What to produce: Collect each line holding the string "title".

Data section:

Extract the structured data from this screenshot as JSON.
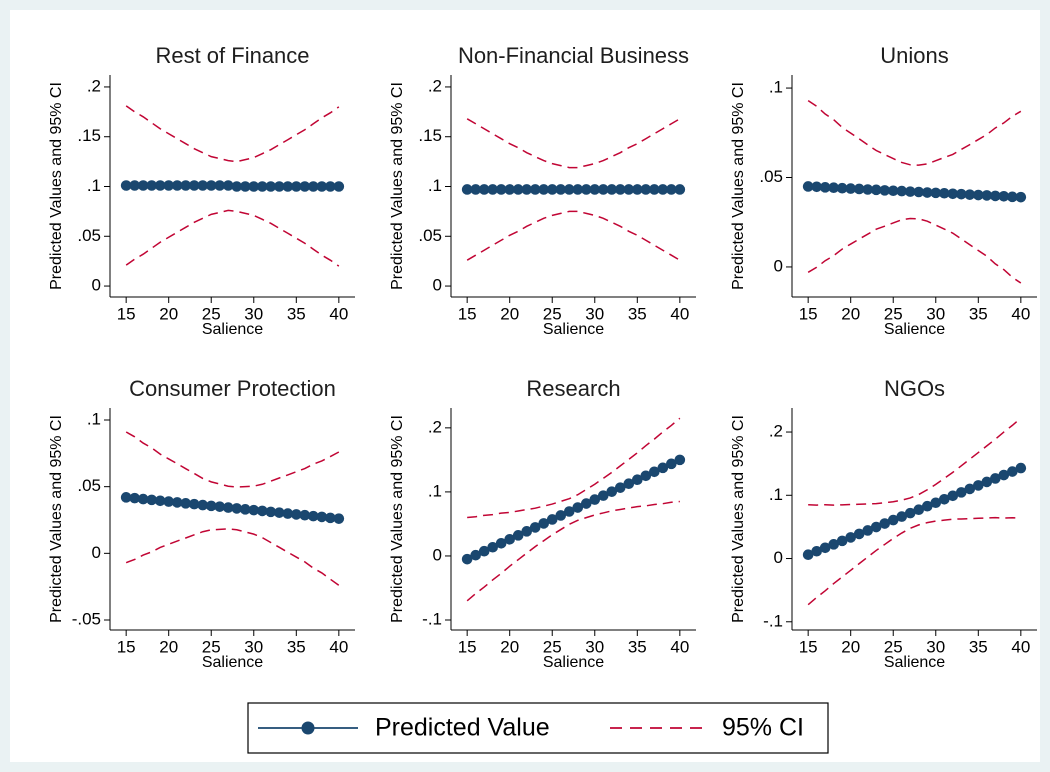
{
  "chart_data": [
    {
      "type": "line",
      "title": "Rest of Finance",
      "xlabel": "Salience",
      "ylabel": "Predicted Values and 95% CI",
      "x": [
        15,
        16,
        17,
        18,
        19,
        20,
        21,
        22,
        23,
        24,
        25,
        26,
        27,
        28,
        29,
        30,
        31,
        32,
        33,
        34,
        35,
        36,
        37,
        38,
        39,
        40
      ],
      "series": [
        {
          "color": "#1a476f",
          "values": [
            0.101,
            0.101,
            0.101,
            0.101,
            0.101,
            0.101,
            0.101,
            0.101,
            0.101,
            0.101,
            0.101,
            0.101,
            0.101,
            0.1,
            0.1,
            0.1,
            0.1,
            0.1,
            0.1,
            0.1,
            0.1,
            0.1,
            0.1,
            0.1,
            0.1,
            0.1
          ]
        },
        {
          "color": "#c10534",
          "dashed": true,
          "values": [
            0.181,
            0.175,
            0.17,
            0.164,
            0.158,
            0.153,
            0.148,
            0.143,
            0.138,
            0.134,
            0.13,
            0.128,
            0.126,
            0.125,
            0.127,
            0.129,
            0.133,
            0.137,
            0.142,
            0.147,
            0.152,
            0.157,
            0.163,
            0.169,
            0.174,
            0.18
          ]
        },
        {
          "color": "#c10534",
          "dashed": true,
          "values": [
            0.021,
            0.027,
            0.032,
            0.038,
            0.044,
            0.049,
            0.054,
            0.059,
            0.064,
            0.068,
            0.072,
            0.074,
            0.076,
            0.075,
            0.073,
            0.071,
            0.067,
            0.063,
            0.058,
            0.053,
            0.048,
            0.043,
            0.037,
            0.031,
            0.026,
            0.02
          ]
        }
      ],
      "xlim": [
        13.1,
        41.9
      ],
      "xticks": [
        15,
        20,
        25,
        30,
        35,
        40
      ],
      "ylim": [
        -0.011,
        0.212
      ],
      "yticks": [
        0,
        {
          "value": 0.05,
          "label": ".05"
        },
        {
          "value": 0.1,
          "label": ".1"
        },
        {
          "value": 0.15,
          "label": ".15"
        },
        {
          "value": 0.2,
          "label": ".2"
        }
      ]
    },
    {
      "type": "line",
      "title": "Non-Financial Business",
      "xlabel": "Salience",
      "ylabel": "Predicted Values and 95% CI",
      "x": [
        15,
        16,
        17,
        18,
        19,
        20,
        21,
        22,
        23,
        24,
        25,
        26,
        27,
        28,
        29,
        30,
        31,
        32,
        33,
        34,
        35,
        36,
        37,
        38,
        39,
        40
      ],
      "series": [
        {
          "color": "#1a476f",
          "values": [
            0.097,
            0.097,
            0.097,
            0.097,
            0.097,
            0.097,
            0.097,
            0.097,
            0.097,
            0.097,
            0.097,
            0.097,
            0.097,
            0.097,
            0.097,
            0.097,
            0.097,
            0.097,
            0.097,
            0.097,
            0.097,
            0.097,
            0.097,
            0.097,
            0.097,
            0.097
          ]
        },
        {
          "color": "#c10534",
          "dashed": true,
          "values": [
            0.168,
            0.163,
            0.158,
            0.153,
            0.148,
            0.143,
            0.139,
            0.134,
            0.13,
            0.126,
            0.123,
            0.121,
            0.119,
            0.119,
            0.121,
            0.123,
            0.126,
            0.13,
            0.134,
            0.139,
            0.143,
            0.148,
            0.153,
            0.158,
            0.163,
            0.168
          ]
        },
        {
          "color": "#c10534",
          "dashed": true,
          "values": [
            0.026,
            0.031,
            0.036,
            0.041,
            0.046,
            0.051,
            0.055,
            0.06,
            0.064,
            0.068,
            0.071,
            0.073,
            0.075,
            0.075,
            0.073,
            0.071,
            0.068,
            0.064,
            0.06,
            0.055,
            0.051,
            0.046,
            0.041,
            0.036,
            0.031,
            0.026
          ]
        }
      ],
      "xlim": [
        13.1,
        41.9
      ],
      "xticks": [
        15,
        20,
        25,
        30,
        35,
        40
      ],
      "ylim": [
        -0.011,
        0.212
      ],
      "yticks": [
        0,
        {
          "value": 0.05,
          "label": ".05"
        },
        {
          "value": 0.1,
          "label": ".1"
        },
        {
          "value": 0.15,
          "label": ".15"
        },
        {
          "value": 0.2,
          "label": ".2"
        }
      ]
    },
    {
      "type": "line",
      "title": "Unions",
      "xlabel": "Salience",
      "ylabel": "Predicted Values and 95% CI",
      "x": [
        15,
        16,
        17,
        18,
        19,
        20,
        21,
        22,
        23,
        24,
        25,
        26,
        27,
        28,
        29,
        30,
        31,
        32,
        33,
        34,
        35,
        36,
        37,
        38,
        39,
        40
      ],
      "series": [
        {
          "color": "#1a476f",
          "values": [
            0.045,
            0.0448,
            0.0445,
            0.0443,
            0.044,
            0.0438,
            0.0436,
            0.0433,
            0.0431,
            0.0428,
            0.0426,
            0.0424,
            0.0421,
            0.0419,
            0.0416,
            0.0414,
            0.0412,
            0.0409,
            0.0407,
            0.0404,
            0.0402,
            0.04,
            0.0397,
            0.0395,
            0.0392,
            0.039
          ]
        },
        {
          "color": "#c10534",
          "dashed": true,
          "values": [
            0.093,
            0.0898,
            0.0855,
            0.0823,
            0.078,
            0.0748,
            0.0716,
            0.0683,
            0.0651,
            0.0628,
            0.0606,
            0.0584,
            0.0571,
            0.0569,
            0.0576,
            0.0594,
            0.0612,
            0.0629,
            0.0657,
            0.0684,
            0.0712,
            0.074,
            0.0777,
            0.0805,
            0.0842,
            0.087
          ]
        },
        {
          "color": "#c10534",
          "dashed": true,
          "values": [
            -0.003,
            -0.0002,
            0.0035,
            0.0063,
            0.01,
            0.0128,
            0.0156,
            0.0183,
            0.0211,
            0.0228,
            0.0246,
            0.0264,
            0.0271,
            0.0269,
            0.0256,
            0.0234,
            0.0212,
            0.0189,
            0.0157,
            0.0124,
            0.0092,
            0.006,
            0.0017,
            -0.0015,
            -0.0058,
            -0.009
          ]
        }
      ],
      "xlim": [
        13.1,
        41.9
      ],
      "xticks": [
        15,
        20,
        25,
        30,
        35,
        40
      ],
      "ylim": [
        -0.0168,
        0.1073
      ],
      "yticks": [
        0,
        {
          "value": 0.05,
          "label": ".05"
        },
        {
          "value": 0.1,
          "label": ".1"
        }
      ]
    },
    {
      "type": "line",
      "title": "Consumer Protection",
      "xlabel": "Salience",
      "ylabel": "Predicted Values and 95% CI",
      "x": [
        15,
        16,
        17,
        18,
        19,
        20,
        21,
        22,
        23,
        24,
        25,
        26,
        27,
        28,
        29,
        30,
        31,
        32,
        33,
        34,
        35,
        36,
        37,
        38,
        39,
        40
      ],
      "series": [
        {
          "color": "#1a476f",
          "values": [
            0.042,
            0.0414,
            0.0407,
            0.0401,
            0.0394,
            0.0388,
            0.0382,
            0.0375,
            0.0369,
            0.0362,
            0.0356,
            0.035,
            0.0343,
            0.0337,
            0.033,
            0.0324,
            0.0318,
            0.0311,
            0.0305,
            0.0298,
            0.0292,
            0.0286,
            0.0279,
            0.0273,
            0.0266,
            0.026
          ]
        },
        {
          "color": "#c10534",
          "dashed": true,
          "values": [
            0.091,
            0.0874,
            0.0827,
            0.0791,
            0.0744,
            0.0708,
            0.0672,
            0.0635,
            0.0599,
            0.0562,
            0.0536,
            0.052,
            0.0503,
            0.0497,
            0.05,
            0.0504,
            0.0518,
            0.0541,
            0.0565,
            0.0588,
            0.0612,
            0.0636,
            0.0669,
            0.0693,
            0.0726,
            0.076
          ]
        },
        {
          "color": "#c10534",
          "dashed": true,
          "values": [
            -0.007,
            -0.0046,
            -0.0013,
            0.0011,
            0.0044,
            0.0068,
            0.0092,
            0.0115,
            0.0139,
            0.0162,
            0.0176,
            0.018,
            0.0183,
            0.0177,
            0.016,
            0.0144,
            0.0118,
            0.0081,
            0.0045,
            0.0008,
            -0.0028,
            -0.0064,
            -0.0111,
            -0.0147,
            -0.0194,
            -0.024
          ]
        }
      ],
      "xlim": [
        13.1,
        41.9
      ],
      "xticks": [
        15,
        20,
        25,
        30,
        35,
        40
      ],
      "ylim": [
        -0.0575,
        0.109
      ],
      "yticks": [
        {
          "value": -0.05,
          "label": "-.05"
        },
        0,
        {
          "value": 0.05,
          "label": ".05"
        },
        {
          "value": 0.1,
          "label": ".1"
        }
      ]
    },
    {
      "type": "line",
      "title": "Research",
      "xlabel": "Salience",
      "ylabel": "Predicted Values and 95% CI",
      "x": [
        15,
        16,
        17,
        18,
        19,
        20,
        21,
        22,
        23,
        24,
        25,
        26,
        27,
        28,
        29,
        30,
        31,
        32,
        33,
        34,
        35,
        36,
        37,
        38,
        39,
        40
      ],
      "series": [
        {
          "color": "#1a476f",
          "values": [
            -0.005,
            0.0012,
            0.0074,
            0.0136,
            0.0198,
            0.026,
            0.0322,
            0.0384,
            0.0446,
            0.0508,
            0.057,
            0.0632,
            0.0694,
            0.0756,
            0.0818,
            0.088,
            0.0942,
            0.1004,
            0.1066,
            0.1128,
            0.119,
            0.1252,
            0.1314,
            0.1376,
            0.1438,
            0.15
          ]
        },
        {
          "color": "#c10534",
          "dashed": true,
          "values": [
            0.06,
            0.0612,
            0.0634,
            0.0646,
            0.0668,
            0.068,
            0.0702,
            0.0724,
            0.0746,
            0.0778,
            0.081,
            0.0852,
            0.0894,
            0.0956,
            0.1038,
            0.112,
            0.1212,
            0.1304,
            0.1406,
            0.1508,
            0.161,
            0.1722,
            0.1824,
            0.1936,
            0.2038,
            0.215
          ]
        },
        {
          "color": "#c10534",
          "dashed": true,
          "values": [
            -0.07,
            -0.0588,
            -0.0486,
            -0.0374,
            -0.0272,
            -0.016,
            -0.0058,
            0.0044,
            0.0146,
            0.0238,
            0.033,
            0.0412,
            0.0494,
            0.0556,
            0.0598,
            0.064,
            0.0672,
            0.0704,
            0.0726,
            0.0748,
            0.077,
            0.0782,
            0.0804,
            0.0816,
            0.0838,
            0.085
          ]
        }
      ],
      "xlim": [
        13.1,
        41.9
      ],
      "xticks": [
        15,
        20,
        25,
        30,
        35,
        40
      ],
      "ylim": [
        -0.1156,
        0.231
      ],
      "yticks": [
        {
          "value": -0.1,
          "label": "-.1"
        },
        0,
        {
          "value": 0.1,
          "label": ".1"
        },
        {
          "value": 0.2,
          "label": ".2"
        }
      ]
    },
    {
      "type": "line",
      "title": "NGOs",
      "xlabel": "Salience",
      "ylabel": "Predicted Values and 95% CI",
      "x": [
        15,
        16,
        17,
        18,
        19,
        20,
        21,
        22,
        23,
        24,
        25,
        26,
        27,
        28,
        29,
        30,
        31,
        32,
        33,
        34,
        35,
        36,
        37,
        38,
        39,
        40
      ],
      "series": [
        {
          "color": "#1a476f",
          "values": [
            0.006,
            0.0115,
            0.017,
            0.0224,
            0.0279,
            0.0334,
            0.0389,
            0.0444,
            0.0498,
            0.0553,
            0.0608,
            0.0663,
            0.0718,
            0.0772,
            0.0827,
            0.0882,
            0.0937,
            0.0992,
            0.1046,
            0.1101,
            0.1156,
            0.1211,
            0.1266,
            0.132,
            0.1375,
            0.143
          ]
        },
        {
          "color": "#c10534",
          "dashed": true,
          "values": [
            0.085,
            0.0845,
            0.085,
            0.0844,
            0.0849,
            0.0854,
            0.0859,
            0.0864,
            0.0868,
            0.0883,
            0.0898,
            0.0923,
            0.0958,
            0.1012,
            0.1087,
            0.1172,
            0.1267,
            0.1362,
            0.1466,
            0.1571,
            0.1676,
            0.1781,
            0.1886,
            0.2,
            0.2105,
            0.222
          ]
        },
        {
          "color": "#c10534",
          "dashed": true,
          "values": [
            -0.073,
            -0.0615,
            -0.051,
            -0.0396,
            -0.0291,
            -0.0186,
            -0.0081,
            0.0024,
            0.0128,
            0.0223,
            0.0318,
            0.0403,
            0.0478,
            0.0532,
            0.0567,
            0.0592,
            0.0607,
            0.0622,
            0.0626,
            0.0631,
            0.0636,
            0.0641,
            0.0646,
            0.064,
            0.0645,
            0.064
          ]
        }
      ],
      "xlim": [
        13.1,
        41.9
      ],
      "xticks": [
        15,
        20,
        25,
        30,
        35,
        40
      ],
      "ylim": [
        -0.113,
        0.238
      ],
      "yticks": [
        {
          "value": -0.1,
          "label": "-.1"
        },
        0,
        {
          "value": 0.1,
          "label": ".1"
        },
        {
          "value": 0.2,
          "label": ".2"
        }
      ]
    }
  ],
  "legend": [
    {
      "name": "Predicted Value",
      "color": "#1a476f"
    },
    {
      "name": "95% CI",
      "color": "#c10534",
      "dashed": true
    }
  ]
}
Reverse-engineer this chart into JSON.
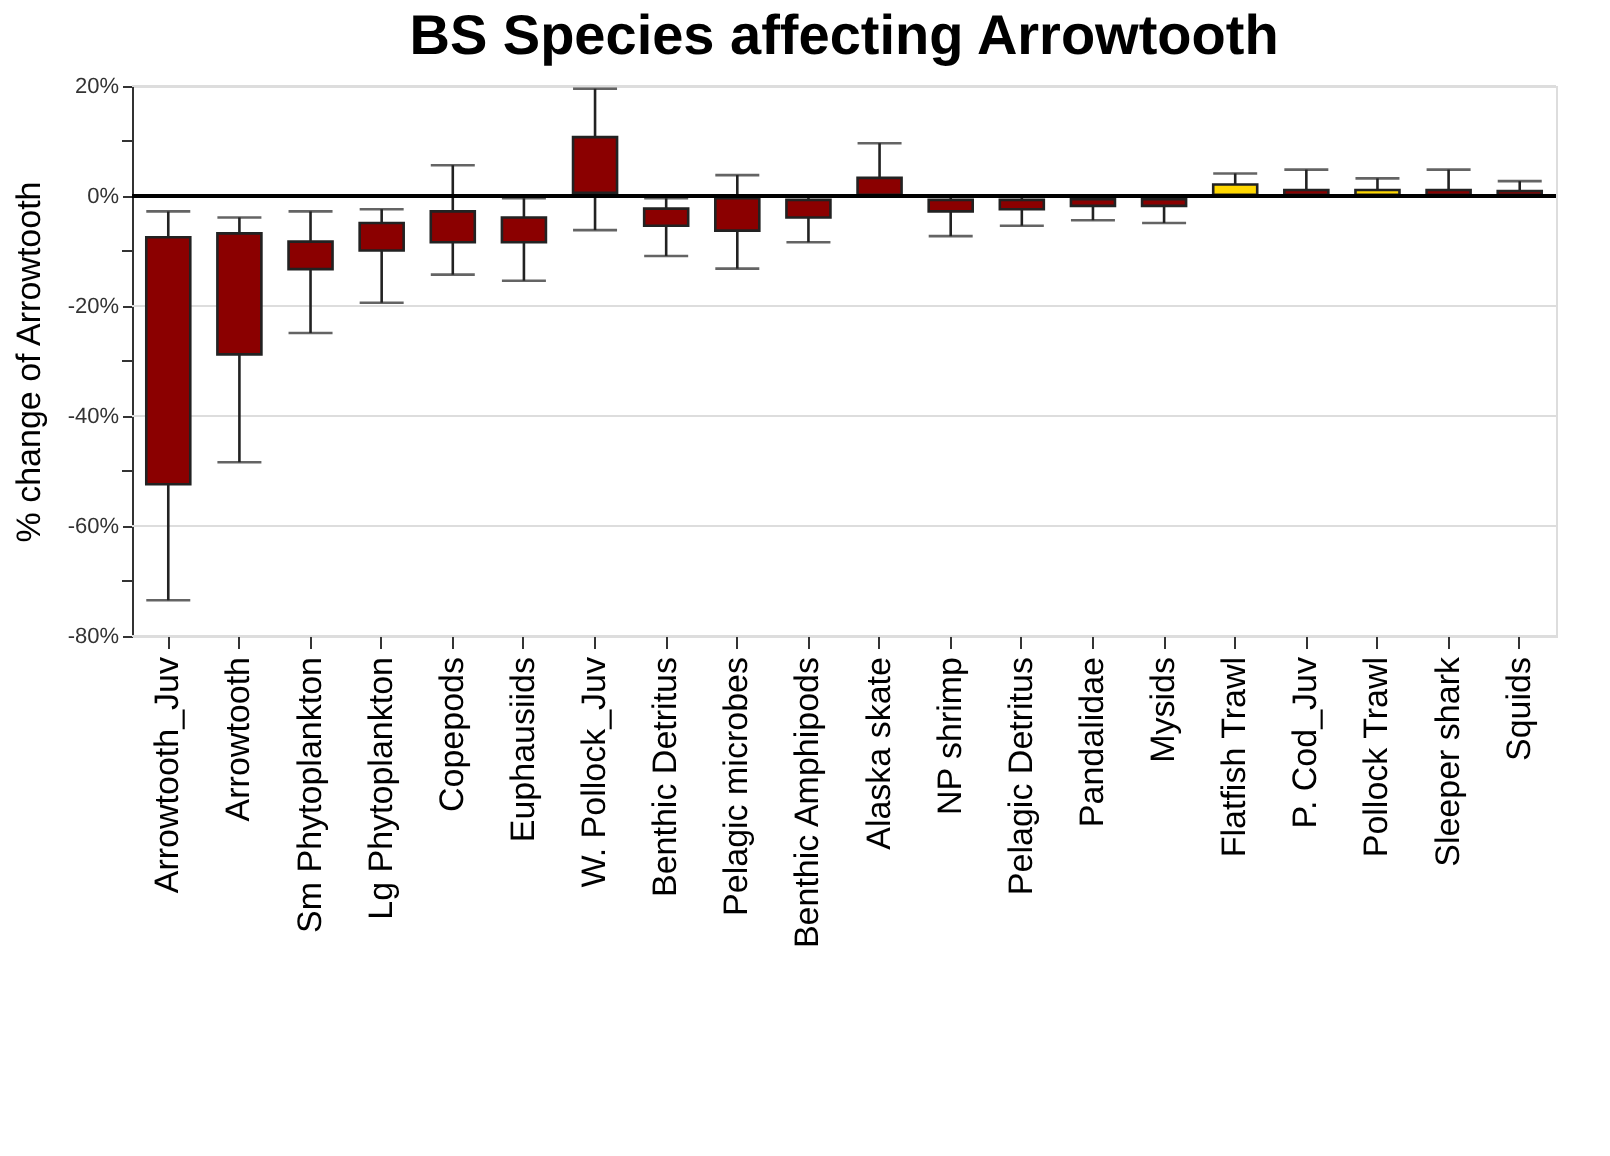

Correct output:
      "title": "Rest of Finance",
      "title": "Non-Financial Business",
      "title": "Unions",
      "title": "Consumer Protection",
      "title": "Research",
      "title": "NGOs",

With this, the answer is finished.